>> START The records
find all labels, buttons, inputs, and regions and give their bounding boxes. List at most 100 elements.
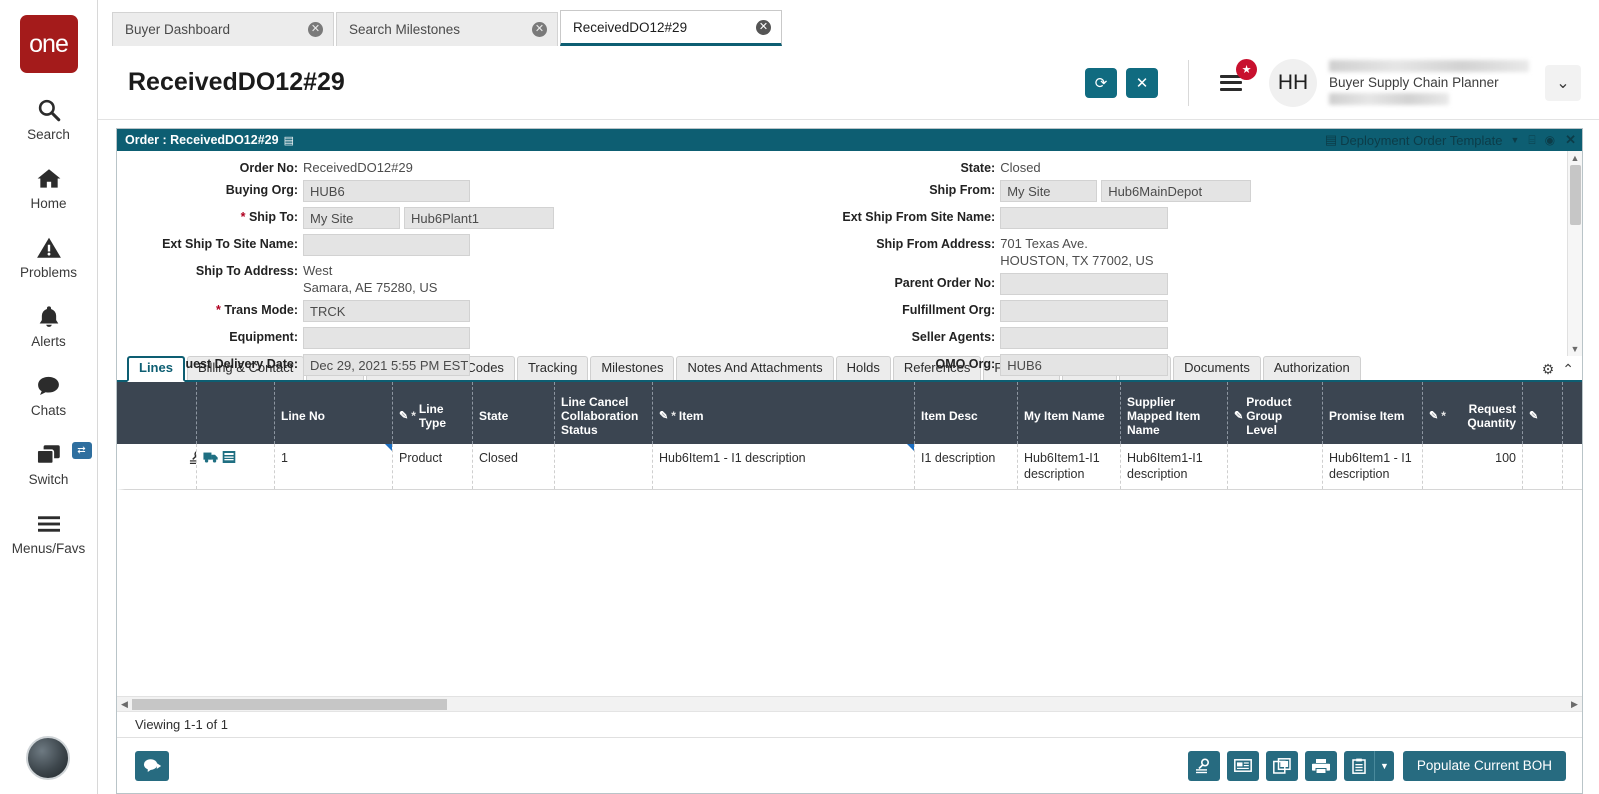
ext-ship-to-site-name-input[interactable]: [303, 234, 470, 256]
cell-line-cancel-collab-status[interactable]: [555, 444, 653, 489]
refresh-button[interactable]: ⟳: [1085, 67, 1117, 98]
close-icon[interactable]: ✕: [532, 22, 547, 37]
cell-product-group-level[interactable]: [1228, 444, 1323, 489]
populate-current-boh-button[interactable]: Populate Current BOH: [1402, 750, 1566, 781]
row-detail-icon-cell[interactable]: [125, 444, 197, 489]
clipboard-split-button[interactable]: ▼: [1343, 750, 1394, 781]
ship-to-type-input[interactable]: My Site: [303, 207, 400, 229]
browser-tab-buyer-dashboard[interactable]: Buyer Dashboard ✕: [112, 12, 334, 46]
box-icon[interactable]: [222, 450, 236, 468]
grid-header-my-item-name[interactable]: My Item Name: [1018, 382, 1121, 444]
collapse-icon[interactable]: ⌃: [1562, 361, 1574, 380]
browser-tab-received-do[interactable]: ReceivedDO12#29 ✕: [560, 10, 782, 46]
sidebar-item-home[interactable]: Home: [0, 164, 98, 211]
avatar-initials: HH: [1277, 70, 1309, 94]
cell-flag-icon: [907, 444, 914, 451]
cell-item[interactable]: Hub6Item1 - I1 description: [653, 444, 915, 489]
grid-header-line-no[interactable]: Line No: [275, 382, 393, 444]
cell-state[interactable]: Closed: [473, 444, 555, 489]
grid-header-line-cancel-collab-status[interactable]: Line Cancel Collaboration Status: [555, 382, 653, 444]
scroll-right-arrow-icon[interactable]: ▶: [1567, 699, 1582, 710]
grid-horizontal-scrollbar[interactable]: ◀ ▶: [117, 696, 1582, 711]
form-vertical-scrollbar[interactable]: ▲ ▼: [1567, 151, 1582, 356]
grid-header-product-group-level[interactable]: ✎ Product Group Level: [1228, 382, 1323, 444]
tab-lines[interactable]: Lines: [127, 356, 185, 382]
sidebar-item-problems[interactable]: Problems: [0, 233, 98, 280]
avatar[interactable]: HH: [1269, 58, 1317, 107]
fulfillment-org-input[interactable]: [1000, 300, 1169, 322]
cell-request-quantity[interactable]: 100: [1423, 444, 1523, 489]
scroll-up-arrow-icon[interactable]: ▲: [1571, 151, 1580, 165]
notification-badge: ★: [1236, 59, 1257, 80]
grid-header-promise-item[interactable]: Promise Item: [1323, 382, 1423, 444]
grid-header-request-quantity[interactable]: ✎ * Request Quantity: [1423, 382, 1523, 444]
field-label: Order No:: [239, 161, 298, 175]
grid-icon[interactable]: ▤: [284, 134, 294, 147]
parent-order-no-input[interactable]: [1000, 273, 1169, 295]
brand-logo[interactable]: one: [19, 15, 78, 73]
scrollbar-thumb[interactable]: [132, 698, 447, 710]
seller-agents-input[interactable]: [1000, 327, 1169, 349]
scrollbar-track[interactable]: [1568, 165, 1582, 342]
gear-icon[interactable]: ⚙: [1542, 361, 1555, 380]
ship-to-site-input[interactable]: Hub6Plant1: [404, 207, 554, 229]
close-icon[interactable]: ✕: [1565, 132, 1576, 148]
close-icon[interactable]: ✕: [756, 19, 771, 35]
scrollbar-thumb[interactable]: [1570, 165, 1581, 225]
copy-button[interactable]: [1265, 750, 1298, 781]
grid-header-item[interactable]: ✎ * Item: [653, 382, 915, 444]
cell-promise-item[interactable]: Hub6Item1 - I1 description: [1323, 444, 1423, 489]
scrollbar-track[interactable]: [132, 698, 1567, 710]
grid-header-state[interactable]: State: [473, 382, 555, 444]
cell-item-desc[interactable]: I1 description: [915, 444, 1018, 489]
magnifier-list-icon[interactable]: [189, 450, 196, 469]
sidebar-item-switch[interactable]: ⇄ Switch: [0, 440, 98, 487]
ship-from-site-input[interactable]: Hub6MainDepot: [1101, 180, 1252, 202]
audit-button[interactable]: [1187, 750, 1220, 781]
notes-button[interactable]: [1226, 750, 1259, 781]
close-page-button[interactable]: ✕: [1126, 67, 1158, 98]
truck-icon[interactable]: [203, 450, 219, 468]
edit-pencil-icon: ✎: [659, 410, 669, 422]
buying-org-input[interactable]: HUB6: [303, 180, 470, 202]
cell-my-item-name[interactable]: Hub6Item1-I1 description: [1018, 444, 1121, 489]
scroll-left-arrow-icon[interactable]: ◀: [117, 699, 132, 710]
sidebar-item-chats[interactable]: Chats: [0, 371, 98, 418]
print-button[interactable]: [1304, 750, 1337, 781]
edit-pencil-icon: ✎: [1529, 410, 1539, 422]
user-menu-button[interactable]: ⌄: [1545, 64, 1581, 101]
ship-from-type-input[interactable]: My Site: [1000, 180, 1098, 202]
grid-header-supplier-mapped-item-name[interactable]: Supplier Mapped Item Name: [1121, 382, 1228, 444]
trans-mode-input[interactable]: TRCK: [303, 300, 470, 322]
sidebar-item-search[interactable]: Search: [0, 95, 98, 142]
sidebar-item-menus-favs[interactable]: Menus/Favs: [0, 509, 98, 556]
request-delivery-date-input[interactable]: Dec 29, 2021 5:55 PM EST: [303, 354, 470, 376]
rail-user-avatar[interactable]: [26, 736, 70, 780]
eye-icon[interactable]: ◉: [1545, 133, 1555, 147]
cell-line-type[interactable]: Product: [393, 444, 473, 489]
menu-button[interactable]: ★: [1211, 59, 1257, 100]
brand-logo-text: one: [29, 29, 69, 58]
omo-org-input[interactable]: HUB6: [1000, 354, 1169, 376]
browser-tab-search-milestones[interactable]: Search Milestones ✕: [336, 12, 558, 46]
clipboard-icon[interactable]: [1343, 750, 1374, 781]
sidebar-item-alerts[interactable]: Alerts: [0, 302, 98, 349]
template-selector[interactable]: ▤ Deployment Order Template ▼: [1325, 132, 1520, 148]
table-row[interactable]: 1 Product Closed Hub6Item1 - I1 descript…: [117, 444, 1582, 490]
close-icon[interactable]: ✕: [308, 22, 323, 37]
switch-badge-icon[interactable]: ⇄: [71, 442, 92, 459]
cell-supplier-mapped-item-name[interactable]: Hub6Item1-I1 description: [1121, 444, 1228, 489]
hierarchy-icon[interactable]: ⌸: [1528, 133, 1535, 148]
chevron-down-icon[interactable]: ▼: [1373, 750, 1394, 781]
cell-line-no[interactable]: 1: [275, 444, 393, 489]
cell-extra[interactable]: [1523, 444, 1563, 489]
chat-button[interactable]: [135, 750, 169, 781]
ext-ship-from-site-name-input[interactable]: [1000, 207, 1169, 229]
field-label: Parent Order No:: [894, 276, 996, 290]
row-action-icons-cell[interactable]: [197, 444, 275, 489]
equipment-input[interactable]: [303, 327, 470, 349]
grid-header-item-desc[interactable]: Item Desc: [915, 382, 1018, 444]
grid-header-extra[interactable]: ✎: [1523, 382, 1563, 444]
grid-header-line-type[interactable]: ✎ * Line Type: [393, 382, 473, 444]
scroll-down-arrow-icon[interactable]: ▼: [1571, 342, 1580, 356]
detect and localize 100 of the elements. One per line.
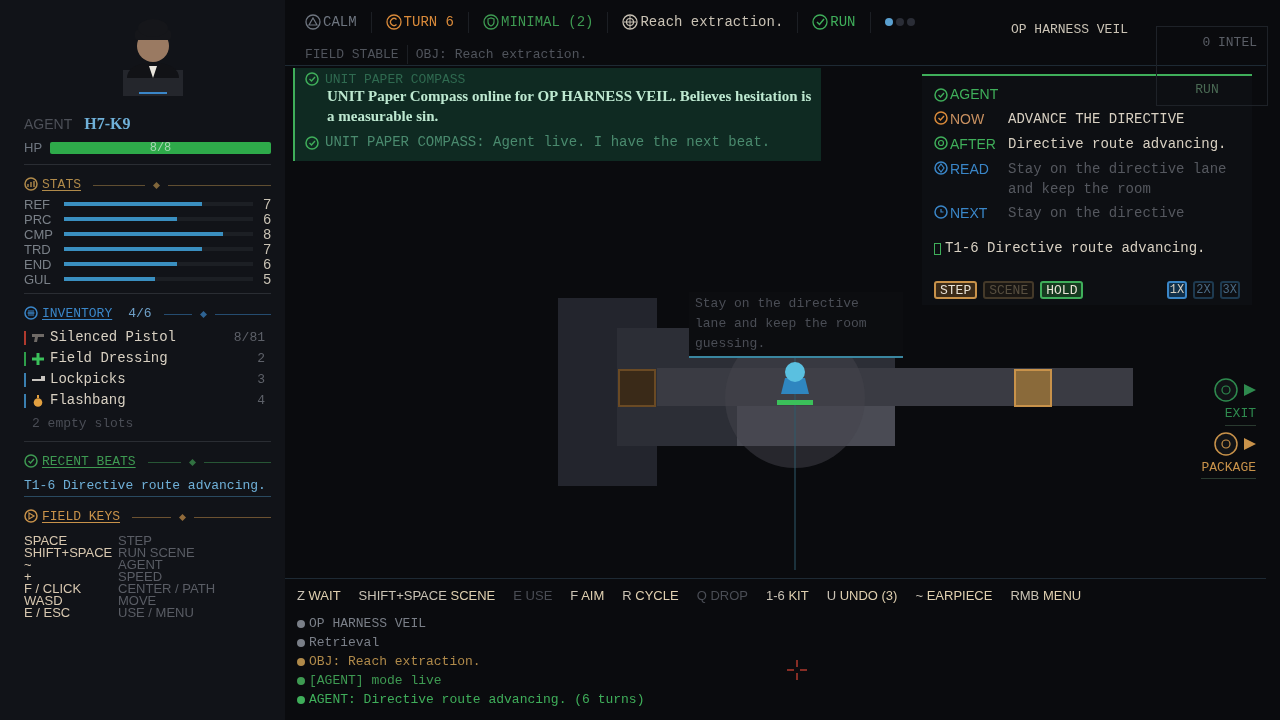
target-marker-icon[interactable] xyxy=(1214,431,1256,456)
stat-name: GUL xyxy=(24,272,52,286)
warning-icon xyxy=(305,14,321,30)
key-action: STEP xyxy=(118,534,153,547)
inventory-count: 4/6 xyxy=(128,306,152,320)
mode-label: RUN xyxy=(1195,80,1219,99)
status-chip: TURN 6 xyxy=(385,11,470,33)
stat-value: 6 xyxy=(262,212,271,226)
key-binding: SPACE xyxy=(24,534,69,547)
agent-callsign: H7-K9 xyxy=(84,114,131,134)
item-quantity: 8/81 xyxy=(233,328,266,347)
key-action: MOVE xyxy=(118,594,157,607)
key-hint: ~ EARPIECE xyxy=(915,586,993,605)
key-binding: WASD xyxy=(24,594,63,607)
diamond-icon xyxy=(152,181,160,189)
log-line: AGENT: Directive route advancing. (6 turns) xyxy=(309,690,645,709)
key-binding: + xyxy=(24,570,33,583)
chart-icon xyxy=(24,176,38,191)
key-binding: ~ xyxy=(24,558,32,571)
status-chip: MINIMAL (2) xyxy=(483,11,609,33)
map-exit-link[interactable]: PACKAGE xyxy=(1201,457,1256,479)
key-action: AGENT xyxy=(118,558,163,571)
agent-label: AGENT xyxy=(24,115,73,134)
key-action: CENTER / PATH xyxy=(118,582,217,595)
key-binding: F / CLICK xyxy=(24,582,83,595)
item-name[interactable]: Lockpicks xyxy=(50,369,258,390)
diamond-icon xyxy=(189,459,197,466)
grid-icon xyxy=(24,305,38,320)
operation-name: OP HARNESS VEIL xyxy=(1010,21,1128,39)
stat-value: 6 xyxy=(262,257,271,271)
item-name[interactable]: Silenced Pistol xyxy=(50,327,234,348)
key-hint: E USE xyxy=(513,586,553,605)
empty-slots-note: 2 empty slots xyxy=(31,414,135,433)
key-action: RUN SCENE xyxy=(118,546,196,559)
play-icon xyxy=(24,508,38,523)
agent-row-text: Directive route advancing. xyxy=(1008,135,1227,154)
clock-icon xyxy=(934,205,948,219)
diamond-icon xyxy=(178,513,186,521)
key-action: USE / MENU xyxy=(118,606,195,619)
agent-row-text: Stay on the directive xyxy=(1008,204,1185,223)
clock-icon xyxy=(385,14,402,30)
grenade-icon xyxy=(33,394,43,407)
item-name[interactable]: Flashbang xyxy=(50,390,258,411)
key-binding: E / ESC xyxy=(24,606,72,619)
stat-name: PRC xyxy=(24,212,53,226)
stat-name: CMP xyxy=(24,227,54,241)
status-chip: CALM xyxy=(305,11,372,33)
status-chip: RUN xyxy=(812,11,871,33)
key-hint: SHIFT+SPACE SCENE xyxy=(358,586,496,605)
log-marker-icon xyxy=(934,242,941,255)
check-icon xyxy=(24,454,38,468)
log-line: OP HARNESS VEIL xyxy=(309,614,427,633)
item-name[interactable]: Field Dressing xyxy=(50,348,258,369)
check-icon xyxy=(812,14,829,30)
section-title: FIELD KEYS xyxy=(42,509,120,523)
item-quantity: 2 xyxy=(257,349,266,368)
key-binding: SHIFT+SPACE xyxy=(24,546,114,559)
stat-value: 7 xyxy=(262,242,271,256)
section-title: RECENT BEATS xyxy=(42,455,136,468)
key-hint: F AIM xyxy=(570,586,605,605)
check-icon xyxy=(934,87,948,102)
check-icon xyxy=(934,111,948,125)
objective-text: OBJ: Reach extraction. xyxy=(415,45,588,64)
item-quantity: 4 xyxy=(257,391,266,410)
check-icon xyxy=(305,72,319,86)
plus-icon xyxy=(32,352,44,365)
stat-name: TRD xyxy=(24,242,52,256)
intel-count: 0 INTEL xyxy=(1202,34,1257,52)
shield-icon xyxy=(483,14,500,30)
log-line: Retrieval xyxy=(309,633,380,652)
key-hint: Q DROP xyxy=(696,586,748,605)
hp-value: 8/8 xyxy=(148,141,173,154)
field-status: FIELD STABLE xyxy=(305,44,408,65)
control-button[interactable]: STEP xyxy=(934,281,978,299)
beat-entry: T1-6 Directive route advancing. xyxy=(24,476,271,497)
stat-value: 5 xyxy=(262,272,271,286)
message-text: UNIT Paper Compass online for OP HARNESS VEIL. Believes hesitation is a measurable sin. xyxy=(326,87,813,126)
key-hint: U UNDO (3) xyxy=(826,586,898,605)
map-exit-link[interactable]: EXIT xyxy=(1224,404,1256,426)
exit-marker-icon[interactable] xyxy=(1214,378,1256,402)
key-hint: RMB MENU xyxy=(1010,586,1082,605)
control-button[interactable]: HOLD xyxy=(1040,281,1084,299)
stat-name: END xyxy=(24,257,53,271)
log-line: [AGENT] mode live xyxy=(309,671,442,690)
message-text: UNIT PAPER COMPASS: Agent live. I have the next beat. xyxy=(325,133,771,152)
status-chip: Reach extraction. xyxy=(622,11,799,33)
key-hint: Z WAIT xyxy=(297,586,341,605)
message-sender: UNIT PAPER COMPASS xyxy=(325,72,466,86)
agent-row-text: Stay on the directive lane and keep the room xyxy=(1008,160,1228,199)
stat-name: REF xyxy=(24,197,51,211)
key-action: SPEED xyxy=(118,570,164,583)
beat-text: T1-6 Directive route advancing. xyxy=(945,239,1206,258)
pistol-icon xyxy=(32,332,44,343)
speed-button[interactable]: 1X xyxy=(1166,281,1188,299)
section-title: INVENTORY xyxy=(42,306,113,320)
item-quantity: 3 xyxy=(257,370,266,389)
hp-label: HP xyxy=(24,139,43,157)
agent-row-label: READ xyxy=(950,160,990,179)
section-title: STATS xyxy=(42,177,81,191)
agent-row-text: ADVANCE THE DIRECTIVE xyxy=(1008,110,1185,129)
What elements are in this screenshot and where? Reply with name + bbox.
>> END The records
Exercise requirements: Give as a numbered list the lines of the listing from the line with "ext-ship-to-site-name-input[interactable]: [303, 234, 470, 256]" up to and including the line with "cell-product-group-level[interactable]: [1228, 444, 1323, 489]", leaving out any blank lines.

Task solution:
1. ext-ship-to-site-name-input[interactable]: [303, 234, 470, 256]
2. cell-line-cancel-collab-status[interactable]: [555, 444, 653, 489]
3. refresh-button[interactable]: ⟳: [1085, 67, 1117, 98]
4. close-icon[interactable]: ✕: [532, 22, 547, 37]
5. cell-product-group-level[interactable]: [1228, 444, 1323, 489]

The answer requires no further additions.